**Work to be completed**
Set out the entries below as a Markdown table, starting at the first line and ending at the line that contains "x-tick-label: 28 bbox=[917, 457, 945, 482]", both included. Number each row in a "No." column, put the line itself in a "Line" column, and leave out blank lines.

**Extracted entries**
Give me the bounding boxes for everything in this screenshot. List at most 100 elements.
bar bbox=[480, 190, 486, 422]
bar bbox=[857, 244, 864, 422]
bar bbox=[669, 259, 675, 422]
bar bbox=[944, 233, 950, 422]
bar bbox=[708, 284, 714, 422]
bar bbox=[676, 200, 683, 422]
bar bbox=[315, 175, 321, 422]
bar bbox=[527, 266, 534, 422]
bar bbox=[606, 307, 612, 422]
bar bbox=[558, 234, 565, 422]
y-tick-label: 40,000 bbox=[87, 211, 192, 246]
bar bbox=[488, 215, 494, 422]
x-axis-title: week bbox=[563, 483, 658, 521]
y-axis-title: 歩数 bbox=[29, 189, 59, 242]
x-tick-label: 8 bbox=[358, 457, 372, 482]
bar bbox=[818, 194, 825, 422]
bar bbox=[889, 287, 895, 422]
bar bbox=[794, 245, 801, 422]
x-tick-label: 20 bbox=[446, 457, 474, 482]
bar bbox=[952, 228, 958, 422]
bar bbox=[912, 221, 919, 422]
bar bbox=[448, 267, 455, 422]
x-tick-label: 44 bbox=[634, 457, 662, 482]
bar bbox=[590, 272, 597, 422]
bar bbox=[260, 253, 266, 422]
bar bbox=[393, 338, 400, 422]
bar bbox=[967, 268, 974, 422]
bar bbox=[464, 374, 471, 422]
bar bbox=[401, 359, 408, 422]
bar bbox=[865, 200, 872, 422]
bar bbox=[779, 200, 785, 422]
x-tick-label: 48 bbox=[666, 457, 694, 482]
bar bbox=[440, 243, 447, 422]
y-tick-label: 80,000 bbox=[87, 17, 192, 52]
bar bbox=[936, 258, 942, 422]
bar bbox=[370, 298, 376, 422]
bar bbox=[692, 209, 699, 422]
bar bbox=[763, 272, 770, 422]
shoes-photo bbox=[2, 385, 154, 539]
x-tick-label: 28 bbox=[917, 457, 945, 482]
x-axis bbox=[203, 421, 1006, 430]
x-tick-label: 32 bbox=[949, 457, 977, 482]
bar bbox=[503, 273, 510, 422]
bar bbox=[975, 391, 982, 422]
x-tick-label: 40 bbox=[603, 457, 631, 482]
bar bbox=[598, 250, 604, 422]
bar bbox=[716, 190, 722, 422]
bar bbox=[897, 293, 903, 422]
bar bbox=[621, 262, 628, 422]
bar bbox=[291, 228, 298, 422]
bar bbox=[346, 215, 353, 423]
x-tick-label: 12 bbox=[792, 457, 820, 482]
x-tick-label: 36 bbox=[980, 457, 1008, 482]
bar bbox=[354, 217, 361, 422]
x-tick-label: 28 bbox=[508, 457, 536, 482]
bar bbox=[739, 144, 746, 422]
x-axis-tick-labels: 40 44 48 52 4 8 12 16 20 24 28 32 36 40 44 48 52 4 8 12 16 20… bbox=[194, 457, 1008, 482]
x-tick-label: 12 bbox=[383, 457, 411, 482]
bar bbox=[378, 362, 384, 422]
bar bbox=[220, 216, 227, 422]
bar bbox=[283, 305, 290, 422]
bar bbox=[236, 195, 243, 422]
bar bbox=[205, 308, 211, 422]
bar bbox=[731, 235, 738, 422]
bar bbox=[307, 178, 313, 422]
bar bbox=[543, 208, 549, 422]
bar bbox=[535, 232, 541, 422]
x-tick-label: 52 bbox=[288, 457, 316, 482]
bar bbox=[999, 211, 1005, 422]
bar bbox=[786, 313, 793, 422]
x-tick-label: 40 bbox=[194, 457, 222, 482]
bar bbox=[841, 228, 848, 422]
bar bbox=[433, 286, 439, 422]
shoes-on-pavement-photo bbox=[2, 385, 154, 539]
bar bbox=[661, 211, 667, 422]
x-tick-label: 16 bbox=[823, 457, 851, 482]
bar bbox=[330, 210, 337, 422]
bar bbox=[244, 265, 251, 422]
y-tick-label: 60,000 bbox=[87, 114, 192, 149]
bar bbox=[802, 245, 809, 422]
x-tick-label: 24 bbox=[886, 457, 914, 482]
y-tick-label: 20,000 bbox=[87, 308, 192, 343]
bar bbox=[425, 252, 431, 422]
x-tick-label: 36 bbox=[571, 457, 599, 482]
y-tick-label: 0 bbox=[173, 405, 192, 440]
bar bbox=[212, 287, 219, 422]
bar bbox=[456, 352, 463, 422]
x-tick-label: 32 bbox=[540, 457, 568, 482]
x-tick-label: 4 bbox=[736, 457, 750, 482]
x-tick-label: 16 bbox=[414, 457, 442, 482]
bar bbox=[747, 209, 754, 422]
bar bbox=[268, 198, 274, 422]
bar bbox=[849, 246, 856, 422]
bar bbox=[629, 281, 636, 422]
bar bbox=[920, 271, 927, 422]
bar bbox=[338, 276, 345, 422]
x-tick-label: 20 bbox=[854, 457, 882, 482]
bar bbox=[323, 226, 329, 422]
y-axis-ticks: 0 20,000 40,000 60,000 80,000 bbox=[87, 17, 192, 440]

**Solution to this task**
| No. | Line |
|---|---|
| 1 | Give me the bounding boxes for everything in this screenshot. List at most 100 elements. |
| 2 | bar bbox=[480, 190, 486, 422] |
| 3 | bar bbox=[857, 244, 864, 422] |
| 4 | bar bbox=[669, 259, 675, 422] |
| 5 | bar bbox=[944, 233, 950, 422] |
| 6 | bar bbox=[708, 284, 714, 422] |
| 7 | bar bbox=[676, 200, 683, 422] |
| 8 | bar bbox=[315, 175, 321, 422] |
| 9 | bar bbox=[527, 266, 534, 422] |
| 10 | bar bbox=[606, 307, 612, 422] |
| 11 | bar bbox=[558, 234, 565, 422] |
| 12 | y-tick-label: 40,000 bbox=[87, 211, 192, 246] |
| 13 | bar bbox=[488, 215, 494, 422] |
| 14 | x-axis-title: week bbox=[563, 483, 658, 521] |
| 15 | y-axis-title: 歩数 bbox=[29, 189, 59, 242] |
| 16 | x-tick-label: 8 bbox=[358, 457, 372, 482] |
| 17 | bar bbox=[818, 194, 825, 422] |
| 18 | bar bbox=[889, 287, 895, 422] |
| 19 | bar bbox=[794, 245, 801, 422] |
| 20 | x-tick-label: 20 bbox=[446, 457, 474, 482] |
| 21 | bar bbox=[952, 228, 958, 422] |
| 22 | bar bbox=[912, 221, 919, 422] |
| 23 | bar bbox=[448, 267, 455, 422] |
| 24 | x-tick-label: 44 bbox=[634, 457, 662, 482] |
| 25 | bar bbox=[590, 272, 597, 422] |
| 26 | bar bbox=[260, 253, 266, 422] |
| 27 | bar bbox=[393, 338, 400, 422] |
| 28 | bar bbox=[967, 268, 974, 422] |
| 29 | bar bbox=[464, 374, 471, 422] |
| 30 | bar bbox=[401, 359, 408, 422] |
| 31 | bar bbox=[865, 200, 872, 422] |
| 32 | bar bbox=[779, 200, 785, 422] |
| 33 | x-tick-label: 48 bbox=[666, 457, 694, 482] |
| 34 | bar bbox=[440, 243, 447, 422] |
| 35 | y-tick-label: 80,000 bbox=[87, 17, 192, 52] |
| 36 | bar bbox=[936, 258, 942, 422] |
| 37 | bar bbox=[370, 298, 376, 422] |
| 38 | bar bbox=[692, 209, 699, 422] |
| 39 | bar bbox=[763, 272, 770, 422] |
| 40 | shoes-photo bbox=[2, 385, 154, 539] |
| 41 | x-tick-label: 28 bbox=[917, 457, 945, 482] |